Put the lines below, starting at the line containing "staticText: 首页 (15, 117, 23, 122)" and ending at the line containing "staticText: 千卡 (33, 33, 41, 38)", into a JSON list of strings with one string per line, skipping any blank lines.

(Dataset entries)

▽

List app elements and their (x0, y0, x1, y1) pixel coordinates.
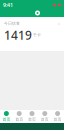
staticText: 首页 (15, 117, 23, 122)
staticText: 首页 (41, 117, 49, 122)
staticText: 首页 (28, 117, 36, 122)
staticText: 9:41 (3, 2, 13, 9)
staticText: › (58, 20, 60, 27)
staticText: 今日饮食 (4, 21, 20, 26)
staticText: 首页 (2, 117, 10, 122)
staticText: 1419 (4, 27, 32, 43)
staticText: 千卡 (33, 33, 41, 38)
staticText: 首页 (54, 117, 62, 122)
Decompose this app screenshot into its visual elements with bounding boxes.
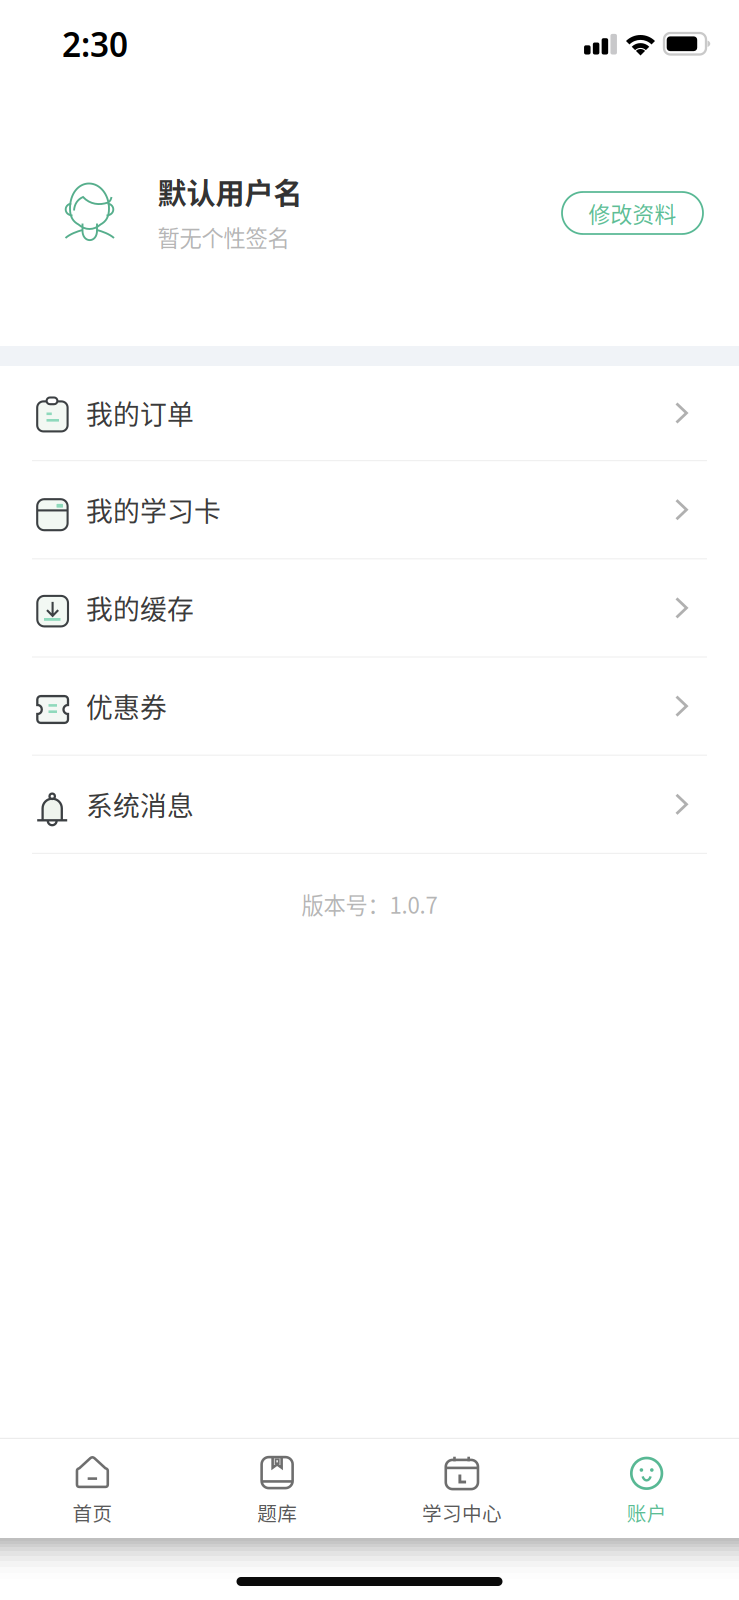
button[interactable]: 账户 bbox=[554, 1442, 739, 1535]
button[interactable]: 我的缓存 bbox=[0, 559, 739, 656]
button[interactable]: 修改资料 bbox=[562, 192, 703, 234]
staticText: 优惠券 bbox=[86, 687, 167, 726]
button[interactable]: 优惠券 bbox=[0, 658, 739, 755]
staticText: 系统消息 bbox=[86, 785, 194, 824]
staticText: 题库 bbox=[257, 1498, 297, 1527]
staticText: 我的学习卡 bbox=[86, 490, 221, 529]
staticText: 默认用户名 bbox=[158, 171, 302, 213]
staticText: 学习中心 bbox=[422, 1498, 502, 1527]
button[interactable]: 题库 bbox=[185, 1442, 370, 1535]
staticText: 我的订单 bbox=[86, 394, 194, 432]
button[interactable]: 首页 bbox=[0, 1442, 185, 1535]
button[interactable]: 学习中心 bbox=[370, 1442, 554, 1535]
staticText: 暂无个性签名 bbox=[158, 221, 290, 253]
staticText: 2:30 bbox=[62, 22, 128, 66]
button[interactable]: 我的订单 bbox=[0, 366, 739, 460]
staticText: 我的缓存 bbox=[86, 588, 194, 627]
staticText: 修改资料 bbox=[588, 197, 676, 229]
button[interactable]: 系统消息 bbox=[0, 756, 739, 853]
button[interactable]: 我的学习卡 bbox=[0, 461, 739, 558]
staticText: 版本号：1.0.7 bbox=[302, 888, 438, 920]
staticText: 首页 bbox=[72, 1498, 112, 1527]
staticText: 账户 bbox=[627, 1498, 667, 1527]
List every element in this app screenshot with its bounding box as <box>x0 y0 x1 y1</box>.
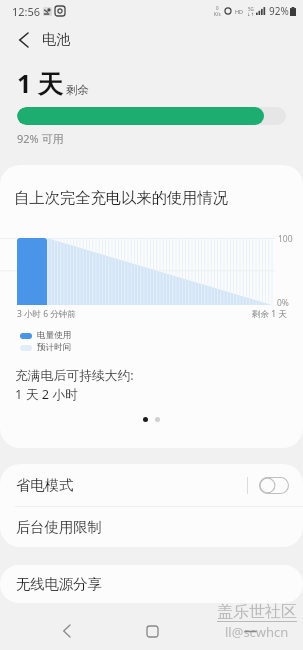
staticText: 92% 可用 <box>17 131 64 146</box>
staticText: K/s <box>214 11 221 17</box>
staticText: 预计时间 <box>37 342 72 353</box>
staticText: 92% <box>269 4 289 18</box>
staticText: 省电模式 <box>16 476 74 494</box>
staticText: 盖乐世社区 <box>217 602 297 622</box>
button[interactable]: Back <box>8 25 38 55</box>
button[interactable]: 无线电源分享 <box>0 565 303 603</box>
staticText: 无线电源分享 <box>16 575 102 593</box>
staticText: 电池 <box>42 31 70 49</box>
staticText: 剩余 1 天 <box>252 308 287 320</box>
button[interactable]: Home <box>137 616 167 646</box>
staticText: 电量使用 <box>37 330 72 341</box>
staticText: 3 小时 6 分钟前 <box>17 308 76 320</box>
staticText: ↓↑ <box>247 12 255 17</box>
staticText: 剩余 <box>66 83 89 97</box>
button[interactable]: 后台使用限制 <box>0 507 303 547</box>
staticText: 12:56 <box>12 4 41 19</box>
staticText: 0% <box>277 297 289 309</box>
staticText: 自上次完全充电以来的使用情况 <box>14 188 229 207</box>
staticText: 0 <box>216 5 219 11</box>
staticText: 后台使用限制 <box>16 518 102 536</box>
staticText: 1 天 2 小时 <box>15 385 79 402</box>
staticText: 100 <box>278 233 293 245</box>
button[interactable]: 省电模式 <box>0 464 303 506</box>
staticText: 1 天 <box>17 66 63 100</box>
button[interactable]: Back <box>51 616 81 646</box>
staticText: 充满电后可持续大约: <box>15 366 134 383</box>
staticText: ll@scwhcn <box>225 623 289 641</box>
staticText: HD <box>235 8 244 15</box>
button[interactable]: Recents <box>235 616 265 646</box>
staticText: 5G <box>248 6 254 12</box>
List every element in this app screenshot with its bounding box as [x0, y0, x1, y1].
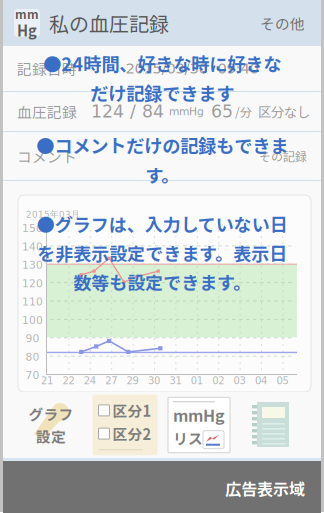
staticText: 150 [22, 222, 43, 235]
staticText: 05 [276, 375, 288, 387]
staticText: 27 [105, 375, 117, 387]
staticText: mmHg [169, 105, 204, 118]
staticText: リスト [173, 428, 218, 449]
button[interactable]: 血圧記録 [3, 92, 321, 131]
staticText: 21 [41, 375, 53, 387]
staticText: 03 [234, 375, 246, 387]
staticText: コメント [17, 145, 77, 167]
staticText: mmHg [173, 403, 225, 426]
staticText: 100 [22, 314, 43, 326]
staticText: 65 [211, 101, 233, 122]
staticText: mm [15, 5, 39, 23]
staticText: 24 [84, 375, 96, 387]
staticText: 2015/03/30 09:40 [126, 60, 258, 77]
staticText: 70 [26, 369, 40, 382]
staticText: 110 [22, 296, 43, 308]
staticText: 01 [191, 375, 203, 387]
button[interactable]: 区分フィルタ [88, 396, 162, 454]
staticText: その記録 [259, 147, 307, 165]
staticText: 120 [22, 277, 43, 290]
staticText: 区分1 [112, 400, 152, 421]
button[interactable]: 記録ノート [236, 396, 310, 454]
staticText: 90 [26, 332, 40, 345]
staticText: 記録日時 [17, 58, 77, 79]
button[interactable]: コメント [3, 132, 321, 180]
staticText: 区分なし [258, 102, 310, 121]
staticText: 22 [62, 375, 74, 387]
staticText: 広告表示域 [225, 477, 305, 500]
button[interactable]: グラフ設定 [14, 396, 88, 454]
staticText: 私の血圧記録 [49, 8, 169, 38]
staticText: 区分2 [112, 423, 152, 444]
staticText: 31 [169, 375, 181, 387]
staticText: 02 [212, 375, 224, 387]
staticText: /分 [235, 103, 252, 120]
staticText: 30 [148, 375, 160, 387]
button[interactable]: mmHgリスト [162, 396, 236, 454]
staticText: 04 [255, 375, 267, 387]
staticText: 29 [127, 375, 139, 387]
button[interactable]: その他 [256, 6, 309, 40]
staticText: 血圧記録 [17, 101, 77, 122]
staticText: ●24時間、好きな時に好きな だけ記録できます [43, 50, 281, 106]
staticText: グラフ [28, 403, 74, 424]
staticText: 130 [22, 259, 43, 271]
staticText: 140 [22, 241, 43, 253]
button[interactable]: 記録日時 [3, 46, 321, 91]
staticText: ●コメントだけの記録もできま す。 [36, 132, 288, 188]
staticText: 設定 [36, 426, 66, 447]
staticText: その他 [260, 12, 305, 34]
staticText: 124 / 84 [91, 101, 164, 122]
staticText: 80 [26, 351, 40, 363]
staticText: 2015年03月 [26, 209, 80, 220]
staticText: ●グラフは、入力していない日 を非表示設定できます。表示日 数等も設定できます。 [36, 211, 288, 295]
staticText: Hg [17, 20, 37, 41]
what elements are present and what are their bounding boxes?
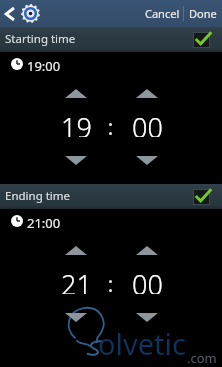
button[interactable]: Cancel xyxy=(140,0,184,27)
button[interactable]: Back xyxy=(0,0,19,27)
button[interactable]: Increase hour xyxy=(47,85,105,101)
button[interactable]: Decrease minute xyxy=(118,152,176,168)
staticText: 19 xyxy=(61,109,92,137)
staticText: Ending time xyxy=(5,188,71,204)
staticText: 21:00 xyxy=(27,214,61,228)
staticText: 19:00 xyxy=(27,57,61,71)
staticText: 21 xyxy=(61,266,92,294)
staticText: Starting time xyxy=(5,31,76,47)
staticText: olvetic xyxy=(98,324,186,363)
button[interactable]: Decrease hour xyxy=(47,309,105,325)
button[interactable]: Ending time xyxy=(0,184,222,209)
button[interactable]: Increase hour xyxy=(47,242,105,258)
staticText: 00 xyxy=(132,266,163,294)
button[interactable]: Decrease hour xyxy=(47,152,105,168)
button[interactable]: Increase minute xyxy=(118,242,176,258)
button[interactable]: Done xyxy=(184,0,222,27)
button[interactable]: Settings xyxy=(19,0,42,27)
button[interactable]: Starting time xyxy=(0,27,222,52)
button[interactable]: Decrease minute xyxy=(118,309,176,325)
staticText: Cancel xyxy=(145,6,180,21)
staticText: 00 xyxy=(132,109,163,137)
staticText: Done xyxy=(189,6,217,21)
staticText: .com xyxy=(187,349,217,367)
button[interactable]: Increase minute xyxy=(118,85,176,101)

△

# [EXERCISE RESULT]
[
  "staticText: 首页 (15, 117, 23, 122)",
  "staticText: 首页 (41, 117, 49, 122)",
  "staticText: 首页 (28, 117, 36, 122)",
  "staticText: 9:41 (3, 2, 13, 9)",
  "staticText: › (58, 20, 60, 27)",
  "staticText: 今日饮食 (4, 21, 20, 26)",
  "staticText: 首页 (2, 117, 10, 122)",
  "staticText: 1419 (4, 27, 32, 43)",
  "staticText: 千卡 (33, 33, 41, 38)"
]